**LISTED ENTRIES**
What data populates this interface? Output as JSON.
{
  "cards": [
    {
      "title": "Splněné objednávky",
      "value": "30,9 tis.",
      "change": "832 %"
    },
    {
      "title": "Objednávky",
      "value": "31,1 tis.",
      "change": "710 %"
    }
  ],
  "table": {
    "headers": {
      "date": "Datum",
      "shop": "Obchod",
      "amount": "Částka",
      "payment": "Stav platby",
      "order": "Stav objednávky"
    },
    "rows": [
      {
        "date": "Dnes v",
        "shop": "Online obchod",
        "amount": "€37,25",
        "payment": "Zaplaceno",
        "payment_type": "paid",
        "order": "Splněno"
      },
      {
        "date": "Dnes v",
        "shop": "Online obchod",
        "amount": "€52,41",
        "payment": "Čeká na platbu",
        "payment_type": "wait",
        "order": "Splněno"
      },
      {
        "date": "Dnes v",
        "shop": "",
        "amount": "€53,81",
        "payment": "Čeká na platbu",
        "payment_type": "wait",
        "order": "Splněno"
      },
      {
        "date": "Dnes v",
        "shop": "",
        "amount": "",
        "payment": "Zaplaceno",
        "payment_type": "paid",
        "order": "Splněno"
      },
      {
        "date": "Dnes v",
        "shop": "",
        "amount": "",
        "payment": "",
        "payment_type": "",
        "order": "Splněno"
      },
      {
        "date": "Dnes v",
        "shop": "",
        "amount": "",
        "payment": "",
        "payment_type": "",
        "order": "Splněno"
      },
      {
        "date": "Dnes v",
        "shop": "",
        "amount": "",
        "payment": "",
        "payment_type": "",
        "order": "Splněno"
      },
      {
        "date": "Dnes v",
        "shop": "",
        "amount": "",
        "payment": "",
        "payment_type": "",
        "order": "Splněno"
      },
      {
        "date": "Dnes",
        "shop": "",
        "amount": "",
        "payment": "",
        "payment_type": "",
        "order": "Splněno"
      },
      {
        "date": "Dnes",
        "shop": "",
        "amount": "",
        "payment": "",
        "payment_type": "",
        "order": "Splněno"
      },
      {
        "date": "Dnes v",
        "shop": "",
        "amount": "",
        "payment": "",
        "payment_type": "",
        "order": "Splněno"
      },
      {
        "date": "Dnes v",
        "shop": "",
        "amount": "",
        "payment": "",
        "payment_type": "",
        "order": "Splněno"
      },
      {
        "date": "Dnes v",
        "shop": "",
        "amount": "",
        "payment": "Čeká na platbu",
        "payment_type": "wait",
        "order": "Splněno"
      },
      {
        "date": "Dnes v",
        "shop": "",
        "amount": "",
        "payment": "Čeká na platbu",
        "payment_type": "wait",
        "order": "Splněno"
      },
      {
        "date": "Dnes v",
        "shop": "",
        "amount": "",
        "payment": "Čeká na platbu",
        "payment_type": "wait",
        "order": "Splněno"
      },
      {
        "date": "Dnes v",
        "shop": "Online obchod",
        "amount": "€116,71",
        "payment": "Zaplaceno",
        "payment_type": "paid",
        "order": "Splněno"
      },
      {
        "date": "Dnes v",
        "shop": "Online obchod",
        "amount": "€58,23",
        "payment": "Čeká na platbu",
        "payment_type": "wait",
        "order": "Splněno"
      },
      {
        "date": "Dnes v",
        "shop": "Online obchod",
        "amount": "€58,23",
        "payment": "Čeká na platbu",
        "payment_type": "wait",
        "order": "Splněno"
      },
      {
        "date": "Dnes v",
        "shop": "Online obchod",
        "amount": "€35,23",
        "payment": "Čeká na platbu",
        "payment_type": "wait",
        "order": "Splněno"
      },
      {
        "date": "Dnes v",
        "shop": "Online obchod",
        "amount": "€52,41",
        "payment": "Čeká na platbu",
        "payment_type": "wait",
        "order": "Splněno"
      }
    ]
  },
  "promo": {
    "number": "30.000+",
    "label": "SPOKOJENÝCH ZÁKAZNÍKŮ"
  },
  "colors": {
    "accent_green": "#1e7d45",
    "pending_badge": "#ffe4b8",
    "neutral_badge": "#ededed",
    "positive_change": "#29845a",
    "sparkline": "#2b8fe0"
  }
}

**TASK DETAILS**
Return every line exactly.

**FULL ANSWER**
What data populates this interface? Output as JSON.
{
  "cards": [
    {
      "title": "Splněné objednávky",
      "value": "30,9 tis.",
      "change": "832 %"
    },
    {
      "title": "Objednávky",
      "value": "31,1 tis.",
      "change": "710 %"
    }
  ],
  "table": {
    "headers": {
      "date": "Datum",
      "shop": "Obchod",
      "amount": "Částka",
      "payment": "Stav platby",
      "order": "Stav objednávky"
    },
    "rows": [
      {
        "date": "Dnes v",
        "shop": "Online obchod",
        "amount": "€37,25",
        "payment": "Zaplaceno",
        "payment_type": "paid",
        "order": "Splněno"
      },
      {
        "date": "Dnes v",
        "shop": "Online obchod",
        "amount": "€52,41",
        "payment": "Čeká na platbu",
        "payment_type": "wait",
        "order": "Splněno"
      },
      {
        "date": "Dnes v",
        "shop": "",
        "amount": "€53,81",
        "payment": "Čeká na platbu",
        "payment_type": "wait",
        "order": "Splněno"
      },
      {
        "date": "Dnes v",
        "shop": "",
        "amount": "",
        "payment": "Zaplaceno",
        "payment_type": "paid",
        "order": "Splněno"
      },
      {
        "date": "Dnes v",
        "shop": "",
        "amount": "",
        "payment": "",
        "payment_type": "",
        "order": "Splněno"
      },
      {
        "date": "Dnes v",
        "shop": "",
        "amount": "",
        "payment": "",
        "payment_type": "",
        "order": "Splněno"
      },
      {
        "date": "Dnes v",
        "shop": "",
        "amount": "",
        "payment": "",
        "payment_type": "",
        "order": "Splněno"
      },
      {
        "date": "Dnes v",
        "shop": "",
        "amount": "",
        "payment": "",
        "payment_type": "",
        "order": "Splněno"
      },
      {
        "date": "Dnes",
        "shop": "",
        "amount": "",
        "payment": "",
        "payment_type": "",
        "order": "Splněno"
      },
      {
        "date": "Dnes",
        "shop": "",
        "amount": "",
        "payment": "",
        "payment_type": "",
        "order": "Splněno"
      },
      {
        "date": "Dnes v",
        "shop": "",
        "amount": "",
        "payment": "",
        "payment_type": "",
        "order": "Splněno"
      },
      {
        "date": "Dnes v",
        "shop": "",
        "amount": "",
        "payment": "",
        "payment_type": "",
        "order": "Splněno"
      },
      {
        "date": "Dnes v",
        "shop": "",
        "amount": "",
        "payment": "Čeká na platbu",
        "payment_type": "wait",
        "order": "Splněno"
      },
      {
        "date": "Dnes v",
        "shop": "",
        "amount": "",
        "payment": "Čeká na platbu",
        "payment_type": "wait",
        "order": "Splněno"
      },
      {
        "date": "Dnes v",
        "shop": "",
        "amount": "",
        "payment": "Čeká na platbu",
        "payment_type": "wait",
        "order": "Splněno"
      },
      {
        "date": "Dnes v",
        "shop": "Online obchod",
        "amount": "€116,71",
        "payment": "Zaplaceno",
        "payment_type": "paid",
        "order": "Splněno"
      },
      {
        "date": "Dnes v",
        "shop": "Online obchod",
        "amount": "€58,23",
        "payment": "Čeká na platbu",
        "payment_type": "wait",
        "order": "Splněno"
      },
      {
        "date": "Dnes v",
        "shop": "Online obchod",
        "amount": "€58,23",
        "payment": "Čeká na platbu",
        "payment_type": "wait",
        "order": "Splněno"
      },
      {
        "date": "Dnes v",
        "shop": "Online obchod",
        "amount": "€35,23",
        "payment": "Čeká na platbu",
        "payment_type": "wait",
        "order": "Splněno"
      },
      {
        "date": "Dnes v",
        "shop": "Online obchod",
        "amount": "€52,41",
        "payment": "Čeká na platbu",
        "payment_type": "wait",
        "order": "Splněno"
      }
    ]
  },
  "promo": {
    "number": "30.000+",
    "label": "SPOKOJENÝCH ZÁKAZNÍKŮ"
  },
  "colors": {
    "accent_green": "#1e7d45",
    "pending_badge": "#ffe4b8",
    "neutral_badge": "#ededed",
    "positive_change": "#29845a",
    "sparkline": "#2b8fe0"
  }
}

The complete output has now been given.